[REQUIRED ACTION 1]:
From the forum thread on fine motor skills, answer each question:
(a) What did the preschool buy, and what did its staff say prompted it?
(b) What was lanthanum's brother allowed to skip at boarding school?
(c) How long did TheMoth's Dd spend building the Lego hotel?
[REQUIRED ACTION 2]: Can you rewrite the part of the forum thread on fine motor skills starting with "All he ever" and going on through "will keep persisting.", changing "watch" to "bracelet"?
[REQUIRED ACTION 3]: Pick up the forum thread on fine motor skills and Lego after its final post and keep it going.

SOURCE PASSAGE section start

ElphabaTheGreen · 26/02/2021 09:59

So interested to note that more than a couple of you have children with functional fine motor difficulties which went hand in hand with a dislike of Lego. I wonder if it’s a chicken or an egg thing?

PurpleMustang · 26/02/2021 10:01

Was he trying to put it on his dominant arm making it more awkward? If I tried to put a watch on my right arm, I am going to struggle more than my left using my right hand. Think you have realised you was a bit harsh on him.

SeldomFollowedIt · 26/02/2021 10:30

@ElphabaTheGreen

Well I remember when he was little he would regularly get Lego sets and he never did them. I have three children, he was very boisterous.
All he ever wanted to do was run and climb. He was so good at climbing his preschool actually bought a new fence for their garden as they said he was making them feel nervous 😯 . It’s a fine motor thing, from what I have now been researching.

To answer previous posters, he tried the watch on both arms, I showed him how I do it, but then suggested he may find another way easier. He likes to do things himself so will keep persisting.

I was too harsh and irritated yesterday. Off to the park now. Today is a better day for sure.

OP posts:
lanthanum · 26/02/2021 10:34

At my brother's boarding school, they were supposed to safety pin their socks together for the wash. After matron watched my brother try to do so, she allowed him to be the exception.

NotExactlyHappyToHelp · 26/02/2021 10:52

@dementedma

I can’t tie shoelaces in the “normal” loop way. I have to do two loops and tie them in a knot. I’m 57.
I’m so glad I’m not the only one who does this. I couldn’t tie my laces until I was 8 and a boy in the year above took pity on me and showed me this method.
TheMoth · 26/02/2021 12:51

Ds always struggled with lego. He just couldn't follow instructions. Then dh would shout.
Dd spent 6 hours making a lego hotel. Completely by herself.
Ds also destroys his lego and does other stuff with it.
Dd keeps hers pristine.

I totally get ds.dh does not. He is dd. It's not always a harmonious householdGrin

sausagerollcake · 26/02/2021 13:36

@ElphabaTheGreen my dyspraxic six year old who is in the bottom 0.5% for motor skills loves Lego. He builds simple things and asks for help but his love of vehicles over rides frustration!

DynamoKev · 26/02/2021 14:46

@Symbion

He may need to figure out a different way of doing it. Don't just show him again, watch him do it, figure out why it's not working and how else he could do it. Support him in finding a way that works for him.

SOURCE PASSAGE section end
DATASET CONTENT section start

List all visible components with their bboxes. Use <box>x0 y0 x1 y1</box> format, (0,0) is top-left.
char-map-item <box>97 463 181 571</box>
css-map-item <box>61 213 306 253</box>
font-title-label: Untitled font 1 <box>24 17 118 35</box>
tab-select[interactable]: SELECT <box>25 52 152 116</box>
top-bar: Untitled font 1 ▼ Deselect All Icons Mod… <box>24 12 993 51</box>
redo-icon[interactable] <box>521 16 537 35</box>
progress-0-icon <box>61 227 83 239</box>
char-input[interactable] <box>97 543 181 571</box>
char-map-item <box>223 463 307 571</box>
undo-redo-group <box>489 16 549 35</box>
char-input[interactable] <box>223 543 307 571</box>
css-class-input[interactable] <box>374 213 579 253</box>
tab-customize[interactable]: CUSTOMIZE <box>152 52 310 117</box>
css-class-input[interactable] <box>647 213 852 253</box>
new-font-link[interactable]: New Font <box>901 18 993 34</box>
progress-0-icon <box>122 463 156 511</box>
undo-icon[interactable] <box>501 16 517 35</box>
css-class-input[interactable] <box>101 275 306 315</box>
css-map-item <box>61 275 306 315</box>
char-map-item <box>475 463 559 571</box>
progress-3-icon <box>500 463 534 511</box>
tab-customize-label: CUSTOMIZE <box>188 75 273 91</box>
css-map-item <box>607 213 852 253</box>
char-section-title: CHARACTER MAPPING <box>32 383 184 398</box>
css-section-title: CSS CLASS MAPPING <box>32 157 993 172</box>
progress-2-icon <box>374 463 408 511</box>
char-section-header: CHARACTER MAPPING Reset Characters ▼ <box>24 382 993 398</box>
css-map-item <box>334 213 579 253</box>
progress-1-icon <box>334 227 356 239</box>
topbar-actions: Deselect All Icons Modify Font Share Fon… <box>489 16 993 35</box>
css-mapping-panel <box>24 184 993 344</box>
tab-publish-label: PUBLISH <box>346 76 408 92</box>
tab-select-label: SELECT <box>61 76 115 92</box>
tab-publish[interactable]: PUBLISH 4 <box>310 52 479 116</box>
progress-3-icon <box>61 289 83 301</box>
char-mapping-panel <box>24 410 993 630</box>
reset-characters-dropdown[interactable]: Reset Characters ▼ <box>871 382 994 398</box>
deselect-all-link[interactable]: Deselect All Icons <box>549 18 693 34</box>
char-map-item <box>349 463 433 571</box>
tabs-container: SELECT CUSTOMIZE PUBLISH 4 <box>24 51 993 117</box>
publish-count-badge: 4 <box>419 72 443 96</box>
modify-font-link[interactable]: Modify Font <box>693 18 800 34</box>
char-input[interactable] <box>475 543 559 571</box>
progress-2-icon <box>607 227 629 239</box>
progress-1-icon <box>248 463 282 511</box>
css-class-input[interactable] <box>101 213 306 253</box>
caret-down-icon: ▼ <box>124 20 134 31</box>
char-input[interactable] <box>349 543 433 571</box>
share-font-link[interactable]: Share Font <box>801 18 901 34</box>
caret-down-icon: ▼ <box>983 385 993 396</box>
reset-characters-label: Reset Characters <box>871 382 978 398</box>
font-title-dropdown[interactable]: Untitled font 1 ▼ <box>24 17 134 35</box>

DATASET CONTENT section end

[WRITTEN RESPONSE 1]:
(a) A new fence for its garden; the staff said his climbing was making them feel nervous.
(b) Safety-pinning his socks together for the wash.
(c) 6 hours.

[WRITTEN RESPONSE 2]:
All he ever wanted to do was run and climb. He was so good at climbing his preschool actually bought a new fence for their garden as they said he was making them feel nervous 😯 . It’s a fine motor thing, from what I have now been researching.

To answer previous posters, he tried the bracelet on both arms, I showed him how I do it, but then suggested he may find another way easier. He likes to do things himself so will keep persisting.

[WRITTEN RESPONSE 3]:
Tell him he can wear it to school once he's mastered taking it on and off for PE.

Are they allowed strap-ons in PE now? Times are changing faster than I thought.
SoulofanAggron · 26/02/2021 14:57

I’ve apologised this morning, lots of cuddles. Film day today with popcorn.

@SeldomFollowedIt Great stuff OP. x Even if someone doesn't technically have a disability, everyone has things they can't do as easily/as early. There was a girl at school of about 12 who claimed she couldn't read a clock. Another couldn't ride a bike etc.

I still take longer to unlock doors or perform other practical tasks and stuff. No point beating myself up over it or in anyone else doing so either.

SoulofanAggron · 26/02/2021 14:58

Are they allowed strap-ons in PE now? Times are changing faster than I thought.

@DynamoKev Thank god the Tories are in. Grin We need someone to stop the rot. Grin

TeenMinusTests · 26/02/2021 15:02

There was a girl at school of about 12 who claimed she couldn't read a clock.

My 16yo, no official label but has random difficulties, struggles to read a clock, know left from right, and various other things. It's not for lack of us trying. She can 'get it' for a while if we really focus, but it goes again. Sad

ProfYaffle · 26/02/2021 15:19

"There was a girl at school of about 12 who claimed she couldn't read a clock."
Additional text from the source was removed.